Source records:
_ _ _

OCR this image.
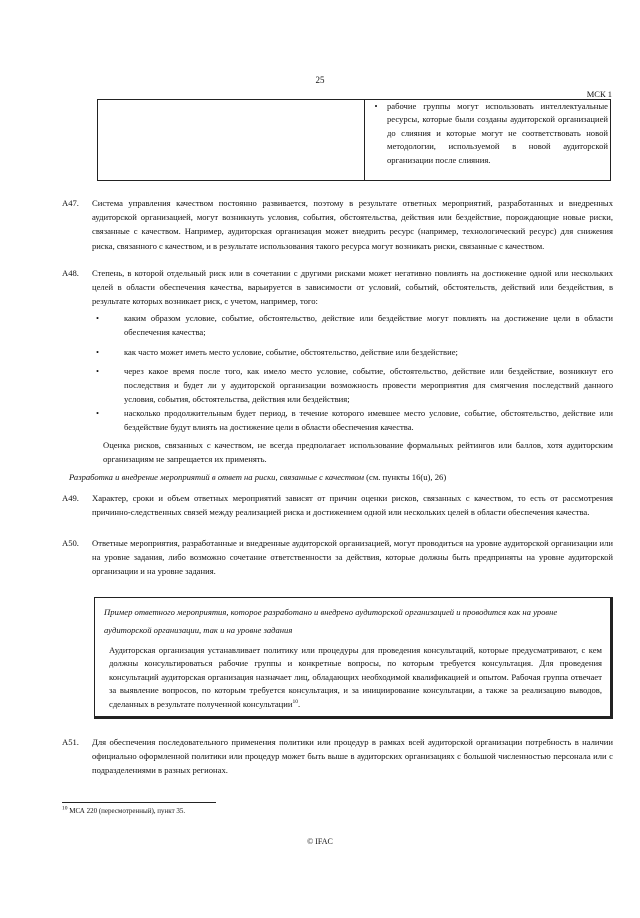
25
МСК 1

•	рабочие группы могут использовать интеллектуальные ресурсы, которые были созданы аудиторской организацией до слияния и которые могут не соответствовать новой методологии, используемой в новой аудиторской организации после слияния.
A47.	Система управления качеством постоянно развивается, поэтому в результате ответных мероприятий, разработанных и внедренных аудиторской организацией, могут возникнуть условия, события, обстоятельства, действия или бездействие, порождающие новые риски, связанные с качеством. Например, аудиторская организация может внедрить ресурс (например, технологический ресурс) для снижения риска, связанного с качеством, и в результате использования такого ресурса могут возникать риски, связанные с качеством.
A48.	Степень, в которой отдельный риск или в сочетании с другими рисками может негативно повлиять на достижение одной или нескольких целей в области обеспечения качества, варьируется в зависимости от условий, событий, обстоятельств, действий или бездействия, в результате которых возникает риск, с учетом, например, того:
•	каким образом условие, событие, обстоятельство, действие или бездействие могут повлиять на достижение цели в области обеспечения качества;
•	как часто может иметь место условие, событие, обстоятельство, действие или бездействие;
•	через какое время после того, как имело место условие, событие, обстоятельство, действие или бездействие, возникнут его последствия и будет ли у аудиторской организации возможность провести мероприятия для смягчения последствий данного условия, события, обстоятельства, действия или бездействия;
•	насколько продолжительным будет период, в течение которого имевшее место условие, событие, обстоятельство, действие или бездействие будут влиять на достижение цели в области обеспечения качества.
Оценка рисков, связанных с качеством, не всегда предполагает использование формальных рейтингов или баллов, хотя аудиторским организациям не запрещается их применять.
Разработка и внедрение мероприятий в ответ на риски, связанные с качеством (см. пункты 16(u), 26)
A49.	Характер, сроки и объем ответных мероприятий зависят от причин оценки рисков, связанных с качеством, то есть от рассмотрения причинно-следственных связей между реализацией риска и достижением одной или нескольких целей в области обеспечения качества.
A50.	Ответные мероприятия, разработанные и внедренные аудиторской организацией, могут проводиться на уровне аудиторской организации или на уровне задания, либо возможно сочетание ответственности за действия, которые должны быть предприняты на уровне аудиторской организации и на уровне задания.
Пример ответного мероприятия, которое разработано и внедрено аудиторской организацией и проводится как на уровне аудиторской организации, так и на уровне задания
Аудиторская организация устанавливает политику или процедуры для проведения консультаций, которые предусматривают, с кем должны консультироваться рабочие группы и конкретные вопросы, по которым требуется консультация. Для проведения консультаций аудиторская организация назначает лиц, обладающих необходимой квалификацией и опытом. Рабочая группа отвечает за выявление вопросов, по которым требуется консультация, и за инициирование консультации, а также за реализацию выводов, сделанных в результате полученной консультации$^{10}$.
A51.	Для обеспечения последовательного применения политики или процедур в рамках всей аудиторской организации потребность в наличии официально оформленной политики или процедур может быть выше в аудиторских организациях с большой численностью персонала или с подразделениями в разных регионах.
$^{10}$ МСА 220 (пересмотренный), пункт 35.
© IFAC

_ _ _

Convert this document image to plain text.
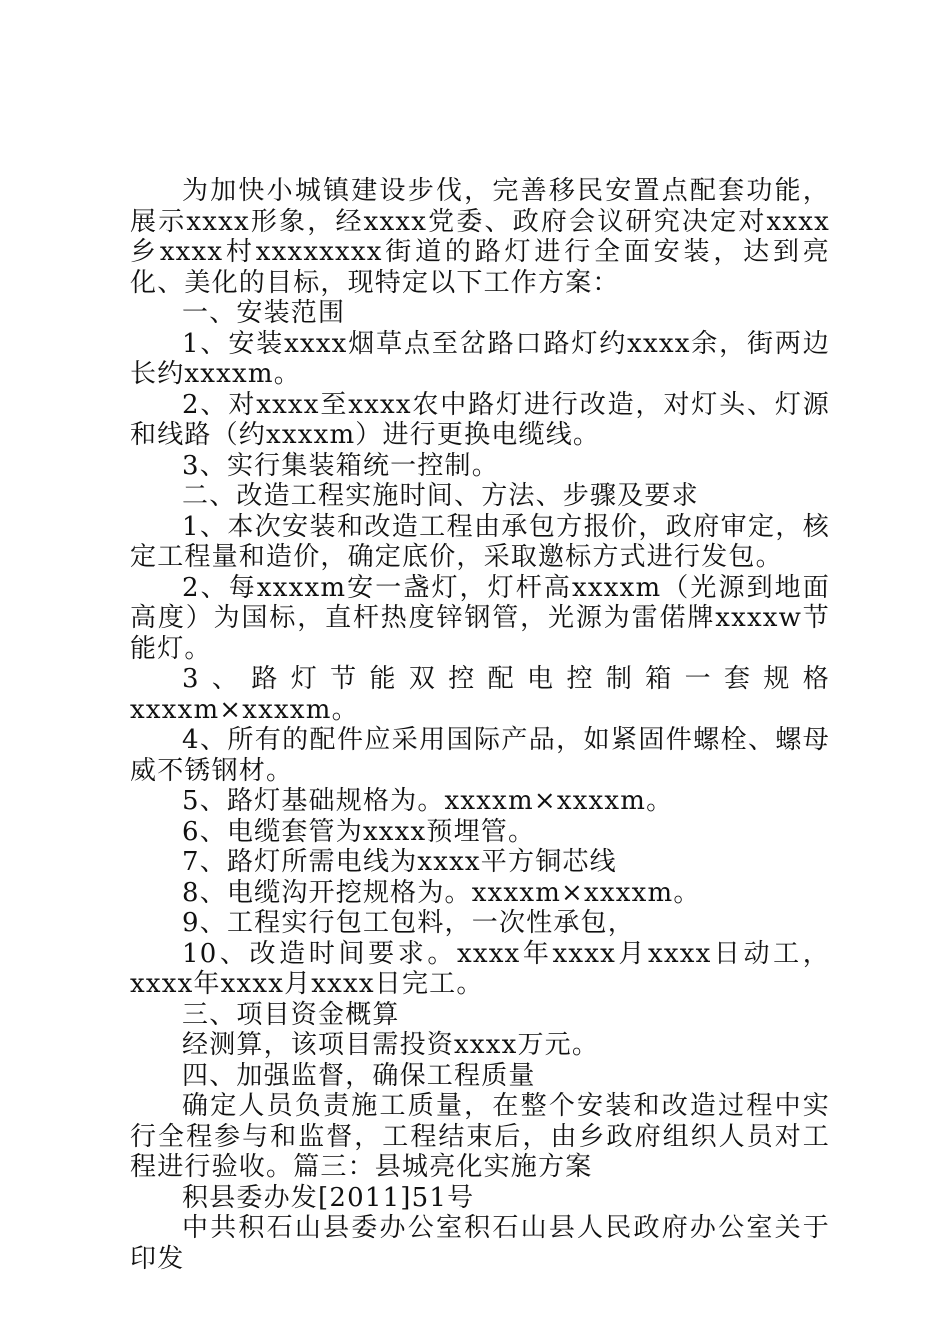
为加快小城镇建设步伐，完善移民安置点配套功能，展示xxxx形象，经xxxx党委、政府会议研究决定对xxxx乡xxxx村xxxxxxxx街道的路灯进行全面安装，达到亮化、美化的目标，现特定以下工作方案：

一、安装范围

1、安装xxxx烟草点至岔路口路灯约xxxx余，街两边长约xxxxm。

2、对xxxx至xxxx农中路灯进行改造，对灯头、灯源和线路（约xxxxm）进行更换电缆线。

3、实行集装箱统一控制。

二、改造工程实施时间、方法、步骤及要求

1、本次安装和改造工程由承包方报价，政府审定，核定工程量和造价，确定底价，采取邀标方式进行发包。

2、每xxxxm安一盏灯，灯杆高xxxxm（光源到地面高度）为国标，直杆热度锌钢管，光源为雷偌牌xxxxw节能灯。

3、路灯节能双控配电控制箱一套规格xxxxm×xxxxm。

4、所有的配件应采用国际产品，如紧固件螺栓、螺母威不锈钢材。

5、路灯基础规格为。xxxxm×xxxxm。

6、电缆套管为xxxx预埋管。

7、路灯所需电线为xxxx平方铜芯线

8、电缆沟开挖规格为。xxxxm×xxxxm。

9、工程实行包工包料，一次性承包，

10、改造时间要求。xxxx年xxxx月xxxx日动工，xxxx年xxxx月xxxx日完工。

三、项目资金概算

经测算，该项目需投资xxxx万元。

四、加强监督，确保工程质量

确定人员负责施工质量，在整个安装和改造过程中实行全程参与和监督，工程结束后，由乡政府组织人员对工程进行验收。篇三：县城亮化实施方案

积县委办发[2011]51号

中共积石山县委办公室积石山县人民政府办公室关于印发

_ _ _

◆ **What to work on**:
Select all lines in the listing that include the word "связанных".

◆ **Response**:
Оценка рисков, связанных с качеством, не всегда предполагает использование формальных рейтингов или баллов, хотя аудиторским организациям не запрещается их применять.
A49.	Характер, сроки и объем ответных мероприятий зависят от причин оценки рисков, связанных с качеством, то есть от рассмотрения причинно-следственных связей между реализацией риска и достижением одной или нескольких целей в области обеспечения качества.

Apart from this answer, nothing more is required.